▸ **Written instruction**
Look through the material and copy each line holding "mark".

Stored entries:
────────

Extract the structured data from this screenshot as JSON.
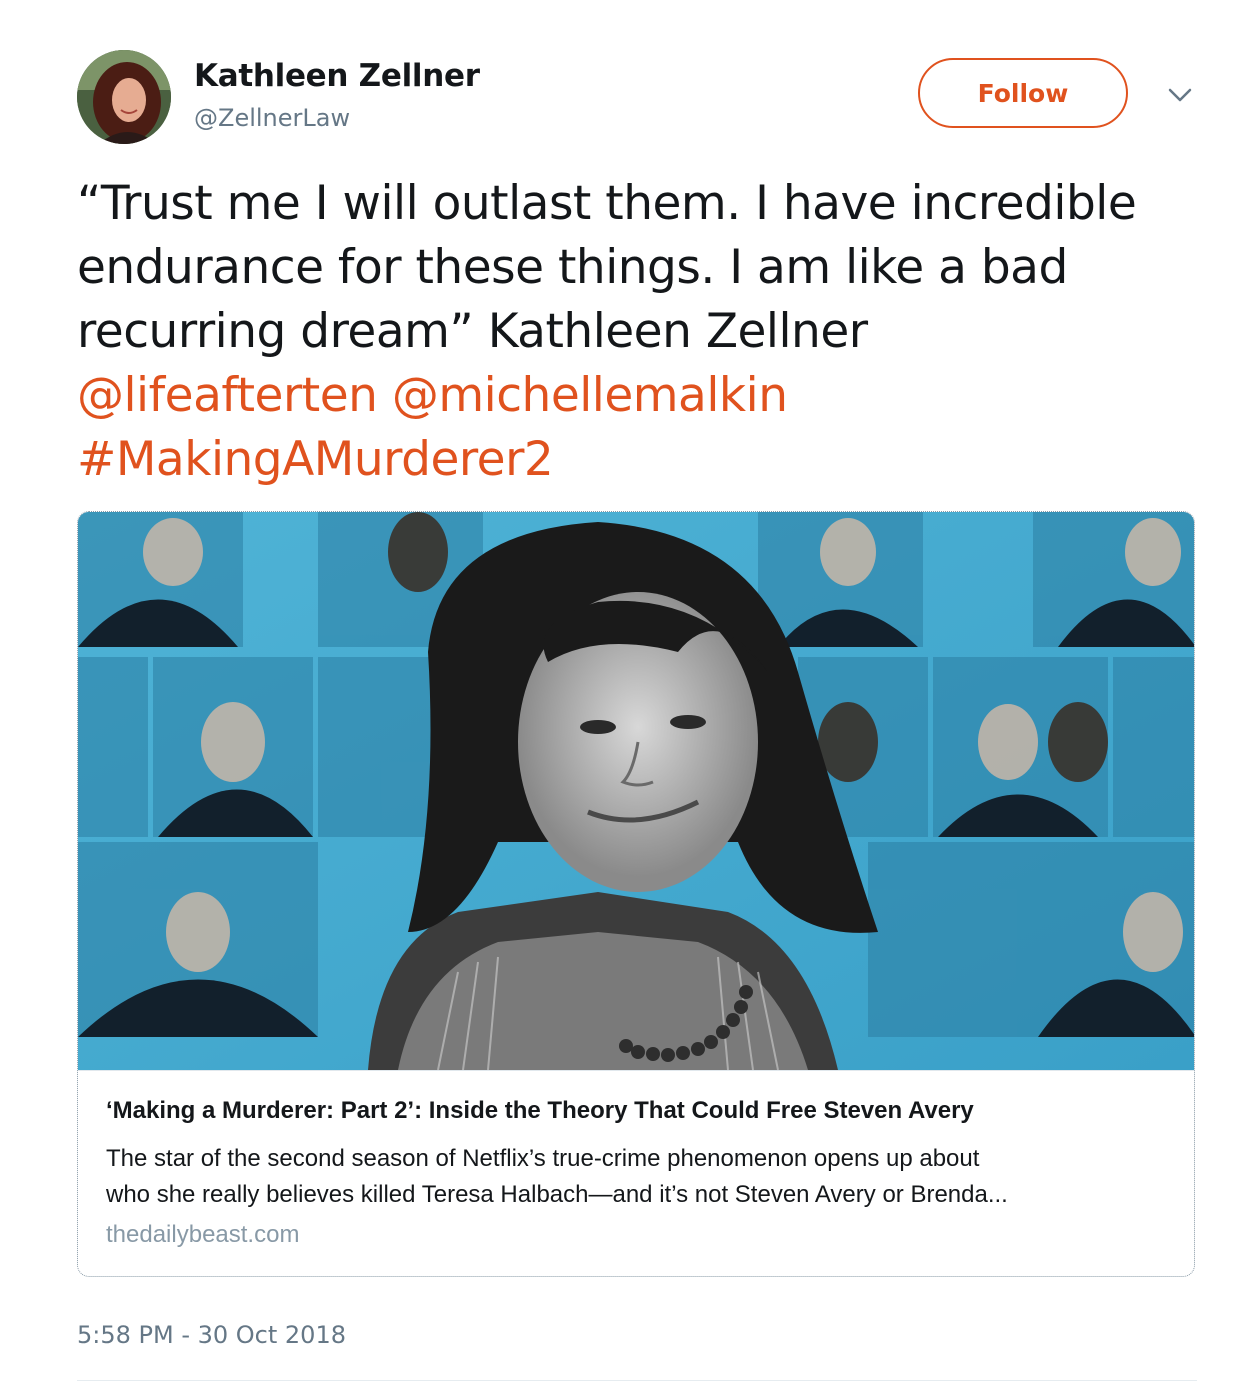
{
  "tweet": {
    "author_name": "Kathleen Zellner",
    "author_handle": "@ZellnerLaw",
    "follow_label": "Follow",
    "text_lines": [
      "“Trust me I will outlast them. I have incredible",
      "endurance for these things. I am like a bad",
      "recurring dream” Kathleen Zellner"
    ],
    "mentions": [
      "@lifeafterten",
      "@michellemalkin"
    ],
    "hashtag": "#MakingAMurderer2",
    "timestamp": "5:58 PM - 30 Oct 2018"
  },
  "card": {
    "title": "‘Making a Murderer: Part 2’: Inside the Theory That Could Free Steven Avery",
    "description_line1": "The star of the second season of Netflix’s true-crime phenomenon opens up about",
    "description_line2": "who she really believes killed Teresa Halbach—and it’s not Steven Avery or Brenda...",
    "domain": "thedailybeast.com"
  },
  "colors": {
    "accent": "#e0521e",
    "text": "#14171a",
    "muted": "#657786",
    "card_domain": "#8899a6"
  },
  "icons": {
    "dropdown": "chevron-down-icon"
  }
}
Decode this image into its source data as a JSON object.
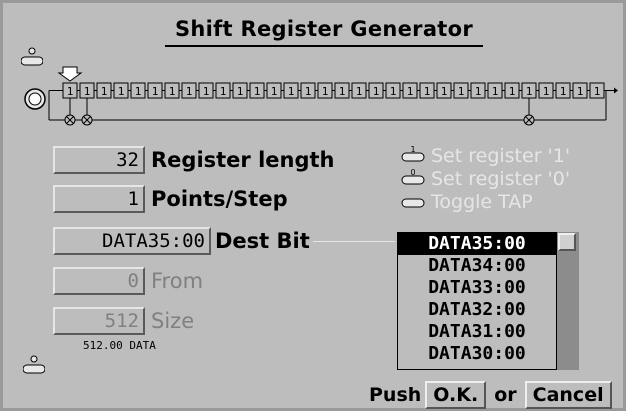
{
  "window": {
    "title": "Shift Register Generator"
  },
  "register": {
    "bit_value": "1",
    "bit_count": 32,
    "tap_bits": [
      0,
      1,
      27
    ]
  },
  "fields": {
    "register_length": {
      "value": "32",
      "label": "Register length"
    },
    "points_per_step": {
      "value": "1",
      "label": "Points/Step"
    },
    "dest_bit": {
      "value": "DATA35:00",
      "label": "Dest Bit"
    },
    "from": {
      "value": "0",
      "label": "From"
    },
    "size": {
      "value": "512",
      "label": "Size",
      "sub": "512.00 DATA"
    }
  },
  "hints": {
    "set_one": "Set register '1'",
    "set_zero": "Set register '0'",
    "toggle_tap": "Toggle TAP"
  },
  "dest_list": {
    "items": [
      "DATA35:00",
      "DATA34:00",
      "DATA33:00",
      "DATA32:00",
      "DATA31:00",
      "DATA30:00"
    ],
    "selected_index": 0
  },
  "footer": {
    "push": "Push",
    "ok": "O.K.",
    "or": "or",
    "cancel": "Cancel"
  },
  "colors": {
    "panel": "#bdbdbd",
    "border": "#9a9a9a",
    "disabled": "#808080",
    "hint": "#e6e6e6"
  }
}
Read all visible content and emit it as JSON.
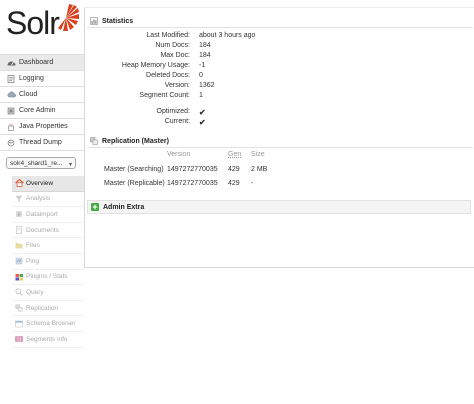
{
  "logo": {
    "text": "Solr"
  },
  "nav": [
    {
      "label": "Dashboard",
      "icon": "dashboard-icon",
      "active": true
    },
    {
      "label": "Logging",
      "icon": "logging-icon"
    },
    {
      "label": "Cloud",
      "icon": "cloud-icon"
    },
    {
      "label": "Core Admin",
      "icon": "core-admin-icon"
    },
    {
      "label": "Java Properties",
      "icon": "java-properties-icon"
    },
    {
      "label": "Thread Dump",
      "icon": "thread-dump-icon"
    }
  ],
  "core_selector": {
    "value": "solr4_shard1_re..."
  },
  "core_menu": [
    {
      "label": "Overview",
      "icon": "home-icon",
      "active": true
    },
    {
      "label": "Analysis",
      "icon": "funnel-icon"
    },
    {
      "label": "Dataimport",
      "icon": "dataimport-icon"
    },
    {
      "label": "Documents",
      "icon": "documents-icon"
    },
    {
      "label": "Files",
      "icon": "folder-icon"
    },
    {
      "label": "Ping",
      "icon": "ping-icon"
    },
    {
      "label": "Plugins / Stats",
      "icon": "plugins-icon"
    },
    {
      "label": "Query",
      "icon": "magnifier-icon"
    },
    {
      "label": "Replication",
      "icon": "replication-icon"
    },
    {
      "label": "Schema Browser",
      "icon": "schema-browser-icon"
    },
    {
      "label": "Segments info",
      "icon": "segments-icon"
    }
  ],
  "statistics": {
    "title": "Statistics",
    "rows": [
      {
        "key": "Last Modified:",
        "value": "about 3 hours ago"
      },
      {
        "key": "Num Docs:",
        "value": "184"
      },
      {
        "key": "Max Doc:",
        "value": "184"
      },
      {
        "key": "Heap Memory Usage:",
        "value": "-1"
      },
      {
        "key": "Deleted Docs:",
        "value": "0"
      },
      {
        "key": "Version:",
        "value": "1362"
      },
      {
        "key": "Segment Count:",
        "value": "1"
      }
    ],
    "flags": [
      {
        "key": "Optimized:"
      },
      {
        "key": "Current:"
      }
    ]
  },
  "replication": {
    "title": "Replication (Master)",
    "headers": {
      "version": "Version",
      "gen": "Gen",
      "size": "Size"
    },
    "rows": [
      {
        "label": "Master (Searching)",
        "version": "1497272770035",
        "gen": "429",
        "size": "2 MB"
      },
      {
        "label": "Master (Replicable)",
        "version": "1497272770035",
        "gen": "429",
        "size": "-"
      }
    ]
  },
  "admin_extra": {
    "title": "Admin Extra"
  },
  "colors": {
    "check": "#3aa03a",
    "logo_sun": "#d9411e",
    "border": "#d8d8d8"
  }
}
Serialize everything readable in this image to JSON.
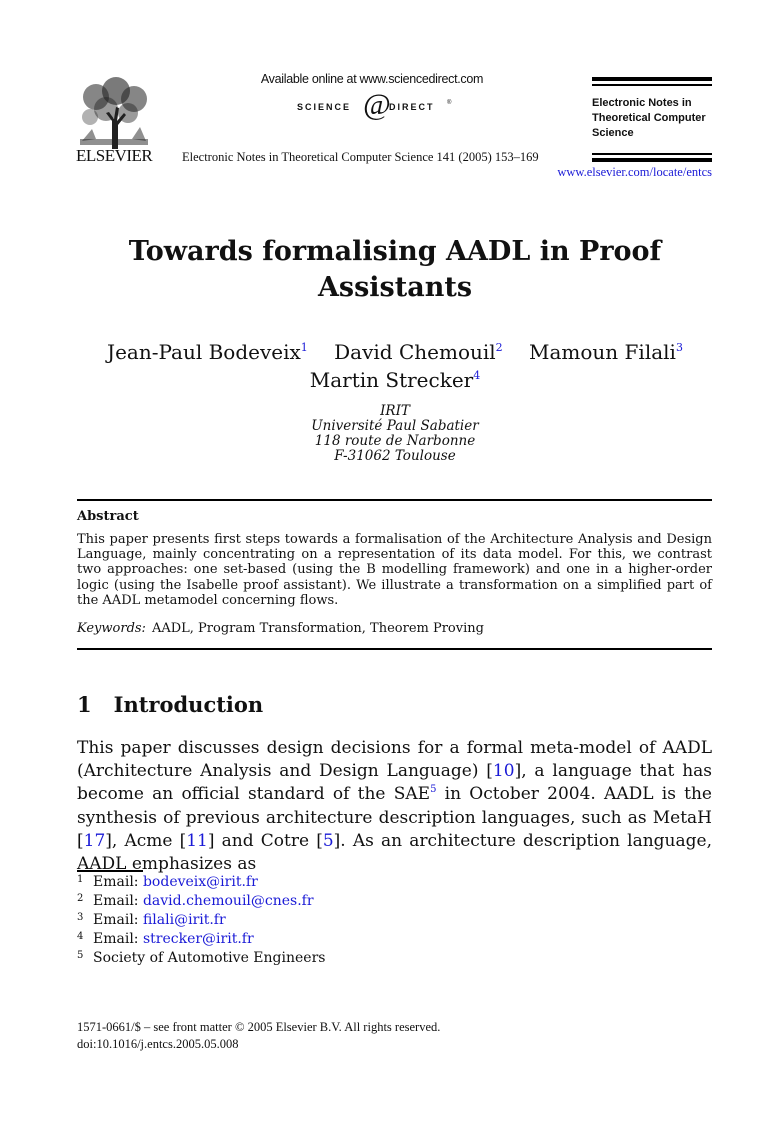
{
  "header": {
    "publisher": "ELSEVIER",
    "available_online": "Available online at www.sciencedirect.com",
    "sciencedirect_logo": {
      "left": "SCIENCE",
      "right": "DIRECT",
      "mark": "d",
      "tm": "®"
    },
    "journal_citation": "Electronic Notes in Theoretical Computer Science 141 (2005) 153–169",
    "journal_box_lines": [
      "Electronic Notes in",
      "Theoretical Computer",
      "Science"
    ],
    "journal_url": "www.elsevier.com/locate/entcs"
  },
  "paper": {
    "title_lines": [
      "Towards formalising AADL in Proof",
      "Assistants"
    ],
    "authors": [
      {
        "name": "Jean-Paul Bodeveix",
        "mark": "1"
      },
      {
        "name": "David Chemouil",
        "mark": "2"
      },
      {
        "name": "Mamoun Filali",
        "mark": "3"
      },
      {
        "name": "Martin Strecker",
        "mark": "4"
      }
    ],
    "affiliation_lines": [
      "IRIT",
      "Université Paul Sabatier",
      "118 route de Narbonne",
      "F-31062 Toulouse"
    ]
  },
  "abstract": {
    "heading": "Abstract",
    "text": "This paper presents first steps towards a formalisation of the Architecture Analysis and Design Language, mainly concentrating on a representation of its data model. For this, we contrast two approaches: one set-based (using the B modelling framework) and one in a higher-order logic (using the Isabelle proof assistant). We illustrate a transformation on a simplified part of the AADL metamodel concerning flows.",
    "keywords_label": "Keywords:",
    "keywords": "AADL, Program Transformation, Theorem Proving"
  },
  "section": {
    "number": "1",
    "title": "Introduction",
    "segments": [
      {
        "t": "This paper discusses design decisions for a formal meta-model of AADL (Architecture Analysis and Design Language) "
      },
      {
        "ref": "[10]"
      },
      {
        "t": ", a language that has become an official standard of the SAE"
      },
      {
        "sup": "5"
      },
      {
        "t": " in October 2004. AADL is the synthesis of previous architecture description languages, such as MetaH "
      },
      {
        "ref": "[17]"
      },
      {
        "t": ", Acme "
      },
      {
        "ref": "[11]"
      },
      {
        "t": " and Cotre "
      },
      {
        "ref": "[5]"
      },
      {
        "t": ". As an architecture description language, AADL emphasizes as"
      }
    ]
  },
  "footnotes": [
    {
      "mark": "1",
      "label": "Email:",
      "email": "bodeveix@irit.fr"
    },
    {
      "mark": "2",
      "label": "Email:",
      "email": "david.chemouil@cnes.fr"
    },
    {
      "mark": "3",
      "label": "Email:",
      "email": "filali@irit.fr"
    },
    {
      "mark": "4",
      "label": "Email:",
      "email": "strecker@irit.fr"
    },
    {
      "mark": "5",
      "label": "Society of Automotive Engineers",
      "email": ""
    }
  ],
  "copyright": {
    "line1": "1571-0661/$ – see front matter © 2005 Elsevier B.V. All rights reserved.",
    "doi": "doi:10.1016/j.entcs.2005.05.008"
  }
}
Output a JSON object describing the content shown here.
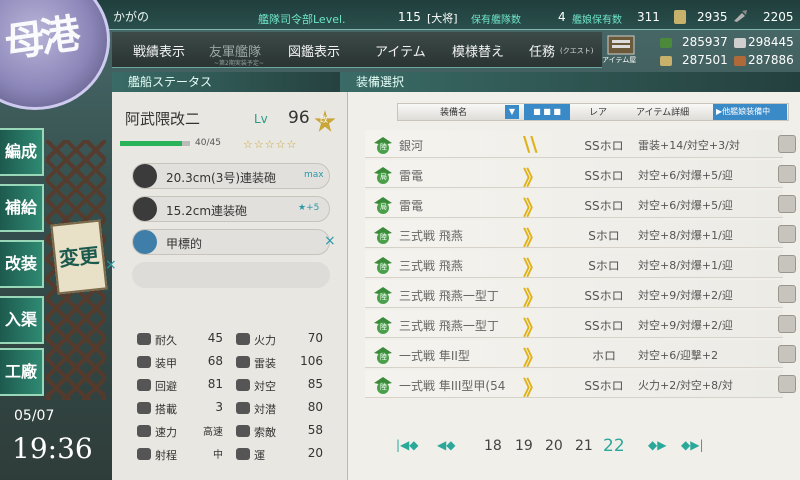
{
  "header": {
    "admiral_name": "かがの",
    "hq_label": "艦隊司令部Level.",
    "hq_level": "115",
    "rank": "[大将]",
    "ship_count_label": "保有艦隊数",
    "ship_count": "4",
    "equip_count_label": "艦娘保有数",
    "equip_count": "311",
    "buckets": "2935",
    "dev_materials": "2205"
  },
  "resources": {
    "fuel": "285937",
    "ammo": "298445",
    "steel": "287501",
    "bauxite": "287886"
  },
  "nav": {
    "items": [
      {
        "label": "戦績表示"
      },
      {
        "label": "友軍艦隊"
      },
      {
        "label": "図鑑表示"
      },
      {
        "label": "アイテム"
      },
      {
        "label": "模様替え"
      },
      {
        "label": "任務"
      }
    ],
    "friend_sub": "~第2期実装予定~",
    "quest_sub": "(クエスト)",
    "item_shop_label": "アイテム屋"
  },
  "side_menu": {
    "items": [
      {
        "label": "編成"
      },
      {
        "label": "補給"
      },
      {
        "label": "改装"
      },
      {
        "label": "入渠"
      },
      {
        "label": "工廠"
      }
    ],
    "henko_label": "変更"
  },
  "clock": {
    "date": "05/07",
    "time": "19:36"
  },
  "status": {
    "section_title": "艦船ステータス",
    "ship_name": "阿武隈改二",
    "lv_label": "Lv",
    "lv_value": "96",
    "kai_badge": "改",
    "hp": "40/45",
    "stars": "☆☆☆☆☆",
    "slots": [
      {
        "name": "20.3cm(3号)連装砲",
        "badge": "max"
      },
      {
        "name": "15.2cm連装砲",
        "badge": "★+5"
      },
      {
        "name": "甲標的",
        "badge": ""
      }
    ],
    "stats": [
      {
        "label": "耐久",
        "value": "45"
      },
      {
        "label": "火力",
        "value": "70"
      },
      {
        "label": "装甲",
        "value": "68"
      },
      {
        "label": "雷装",
        "value": "106"
      },
      {
        "label": "回避",
        "value": "81"
      },
      {
        "label": "対空",
        "value": "85"
      },
      {
        "label": "搭載",
        "value": "3"
      },
      {
        "label": "対潜",
        "value": "80"
      },
      {
        "label": "速力",
        "value": "高速"
      },
      {
        "label": "索敵",
        "value": "58"
      },
      {
        "label": "射程",
        "value": "中"
      },
      {
        "label": "運",
        "value": "20"
      }
    ]
  },
  "equip": {
    "section_title": "装備選択",
    "headers": {
      "name": "装備名",
      "rarity": "レア",
      "detail": "アイテム詳細",
      "other": "▶他艦娘装備中"
    },
    "rows": [
      {
        "icon": "陸",
        "name": "銀河",
        "rarity": "SSホロ",
        "detail": "雷装+14/対空+3/対"
      },
      {
        "icon": "局",
        "name": "雷電",
        "rarity": "SSホロ",
        "detail": "対空+6/対爆+5/迎"
      },
      {
        "icon": "局",
        "name": "雷電",
        "rarity": "SSホロ",
        "detail": "対空+6/対爆+5/迎"
      },
      {
        "icon": "陸",
        "name": "三式戦 飛燕",
        "rarity": "Sホロ",
        "detail": "対空+8/対爆+1/迎"
      },
      {
        "icon": "陸",
        "name": "三式戦 飛燕",
        "rarity": "Sホロ",
        "detail": "対空+8/対爆+1/迎"
      },
      {
        "icon": "陸",
        "name": "三式戦 飛燕一型丁",
        "rarity": "SSホロ",
        "detail": "対空+9/対爆+2/迎"
      },
      {
        "icon": "陸",
        "name": "三式戦 飛燕一型丁",
        "rarity": "SSホロ",
        "detail": "対空+9/対爆+2/迎"
      },
      {
        "icon": "陸",
        "name": "一式戦 隼II型",
        "rarity": "ホロ",
        "detail": "対空+6/迎撃+2"
      },
      {
        "icon": "陸",
        "name": "一式戦 隼III型甲(54",
        "rarity": "SSホロ",
        "detail": "火力+2/対空+8/対"
      }
    ],
    "pages": [
      "18",
      "19",
      "20",
      "21",
      "22"
    ],
    "current_page": "22"
  }
}
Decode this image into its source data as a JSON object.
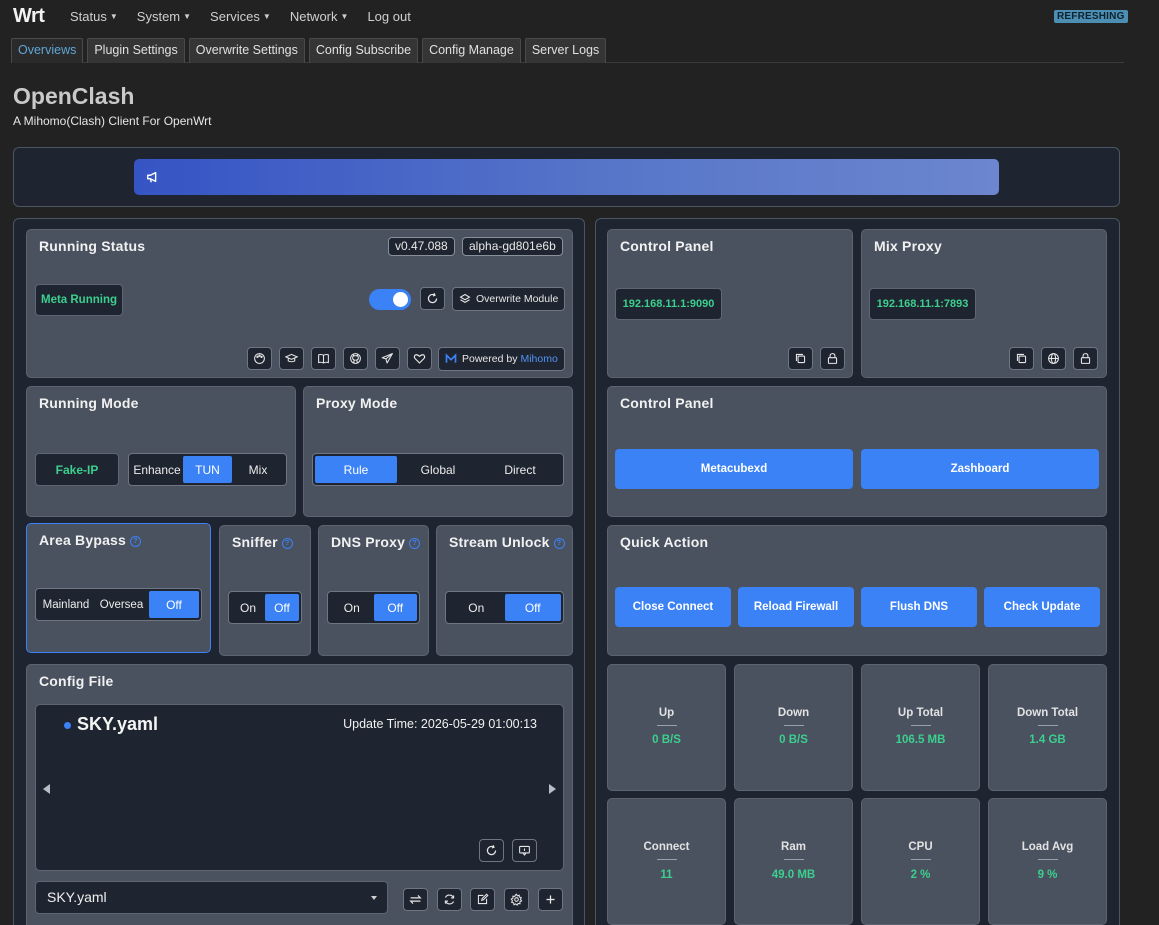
{
  "nav": {
    "brand": "Wrt",
    "menu": [
      "Status",
      "System",
      "Services",
      "Network",
      "Log out"
    ],
    "status_badge": "REFRESHING"
  },
  "tabs": [
    "Overviews",
    "Plugin Settings",
    "Overwrite Settings",
    "Config Subscribe",
    "Config Manage",
    "Server Logs"
  ],
  "page": {
    "title": "OpenClash",
    "subtitle": "A Mihomo(Clash) Client For OpenWrt"
  },
  "running_status": {
    "title": "Running Status",
    "version": "v0.47.088",
    "core_version": "alpha-gd801e6b",
    "state": "Meta Running",
    "overwrite_module": "Overwrite Module",
    "powered_by": "Powered by",
    "powered_name": "Mihomo"
  },
  "control_panel_addr": {
    "title": "Control Panel",
    "address": "192.168.11.1:9090"
  },
  "mix_proxy": {
    "title": "Mix Proxy",
    "address": "192.168.11.1:7893"
  },
  "running_mode": {
    "title": "Running Mode",
    "dns_mode": "Fake-IP",
    "options": [
      "Enhance",
      "TUN",
      "Mix"
    ],
    "selected": "TUN"
  },
  "proxy_mode": {
    "title": "Proxy Mode",
    "options": [
      "Rule",
      "Global",
      "Direct"
    ],
    "selected": "Rule"
  },
  "dashboards": {
    "title": "Control Panel",
    "buttons": [
      "Metacubexd",
      "Zashboard"
    ]
  },
  "area_bypass": {
    "title": "Area Bypass",
    "options": [
      "Mainland",
      "Oversea",
      "Off"
    ],
    "selected": "Off"
  },
  "sniffer": {
    "title": "Sniffer",
    "options": [
      "On",
      "Off"
    ],
    "selected": "Off"
  },
  "dns_proxy": {
    "title": "DNS Proxy",
    "options": [
      "On",
      "Off"
    ],
    "selected": "Off"
  },
  "stream_unlock": {
    "title": "Stream Unlock",
    "options": [
      "On",
      "Off"
    ],
    "selected": "Off"
  },
  "quick_action": {
    "title": "Quick Action",
    "buttons": [
      "Close Connect",
      "Reload Firewall",
      "Flush DNS",
      "Check Update"
    ]
  },
  "config_file": {
    "title": "Config File",
    "name": "SKY.yaml",
    "update_time": "Update Time: 2026-05-29 01:00:13",
    "selected": "SKY.yaml"
  },
  "stats": [
    {
      "label": "Up",
      "value": "0 B/S"
    },
    {
      "label": "Down",
      "value": "0 B/S"
    },
    {
      "label": "Up Total",
      "value": "106.5 MB"
    },
    {
      "label": "Down Total",
      "value": "1.4 GB"
    },
    {
      "label": "Connect",
      "value": "11"
    },
    {
      "label": "Ram",
      "value": "49.0 MB"
    },
    {
      "label": "CPU",
      "value": "2 %"
    },
    {
      "label": "Load Avg",
      "value": "9 %"
    }
  ],
  "colors": {
    "accent": "#3b82f6",
    "status_green": "#3ccf8e",
    "card_bg": "#4a5260",
    "dark_bg": "#1f2530"
  }
}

────────

▸ **Exercise result**
      "mark": "d",
        "mark": "1"
        "mark": "2"
        "mark": "3"
        "mark": "4"
      "mark": "1",
      "mark": "2",
      "mark": "3",
      "mark": "4",
      "mark": "5",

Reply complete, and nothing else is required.